Work to complete:
Find how many lines of the listing below include the word "Date", then report the number by itself.

Recorded information:
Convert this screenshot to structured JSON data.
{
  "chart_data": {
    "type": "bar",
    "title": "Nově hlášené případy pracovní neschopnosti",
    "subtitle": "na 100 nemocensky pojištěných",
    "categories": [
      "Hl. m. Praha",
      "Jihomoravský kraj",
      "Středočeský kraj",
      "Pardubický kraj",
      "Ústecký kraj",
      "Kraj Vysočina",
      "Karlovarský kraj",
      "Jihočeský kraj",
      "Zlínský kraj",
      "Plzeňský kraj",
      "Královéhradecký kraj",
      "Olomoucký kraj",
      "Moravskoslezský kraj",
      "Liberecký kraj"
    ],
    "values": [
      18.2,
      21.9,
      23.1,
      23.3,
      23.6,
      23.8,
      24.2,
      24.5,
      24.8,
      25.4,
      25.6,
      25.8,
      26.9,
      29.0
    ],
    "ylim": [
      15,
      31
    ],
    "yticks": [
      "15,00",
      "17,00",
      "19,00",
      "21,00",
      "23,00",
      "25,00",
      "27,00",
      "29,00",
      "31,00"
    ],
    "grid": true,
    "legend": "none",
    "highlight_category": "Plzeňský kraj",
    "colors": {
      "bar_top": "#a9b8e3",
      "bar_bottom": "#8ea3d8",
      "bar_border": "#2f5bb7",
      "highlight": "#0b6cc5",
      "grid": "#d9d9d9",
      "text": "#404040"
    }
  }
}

* * *

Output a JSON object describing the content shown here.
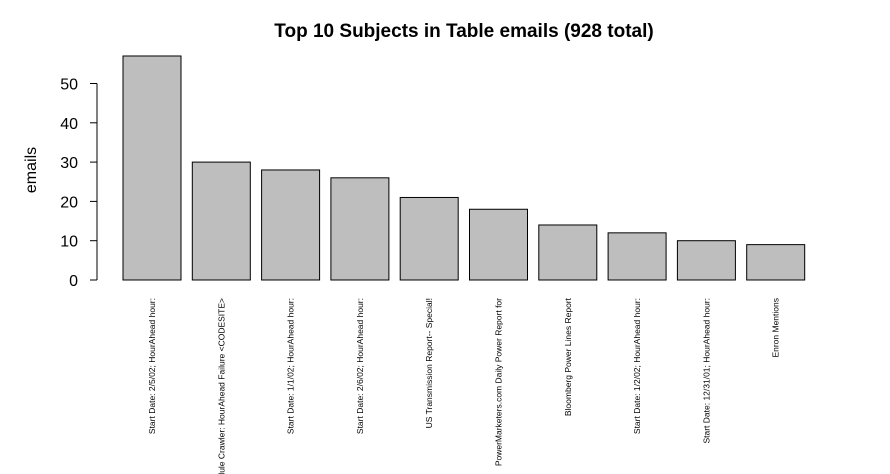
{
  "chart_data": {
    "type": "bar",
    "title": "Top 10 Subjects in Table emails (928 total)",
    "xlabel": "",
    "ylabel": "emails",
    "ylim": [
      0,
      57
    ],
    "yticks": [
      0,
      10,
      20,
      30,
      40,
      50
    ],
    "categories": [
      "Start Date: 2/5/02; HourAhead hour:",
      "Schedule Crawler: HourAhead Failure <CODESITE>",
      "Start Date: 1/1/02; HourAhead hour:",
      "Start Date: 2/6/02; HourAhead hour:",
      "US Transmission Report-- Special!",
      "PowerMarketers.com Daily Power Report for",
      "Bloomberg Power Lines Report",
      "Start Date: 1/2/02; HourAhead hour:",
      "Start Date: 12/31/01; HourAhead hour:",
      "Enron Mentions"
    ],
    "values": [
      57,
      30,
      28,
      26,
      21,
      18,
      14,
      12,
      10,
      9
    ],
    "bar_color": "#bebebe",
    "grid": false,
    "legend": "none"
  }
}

Output of the exercise:
5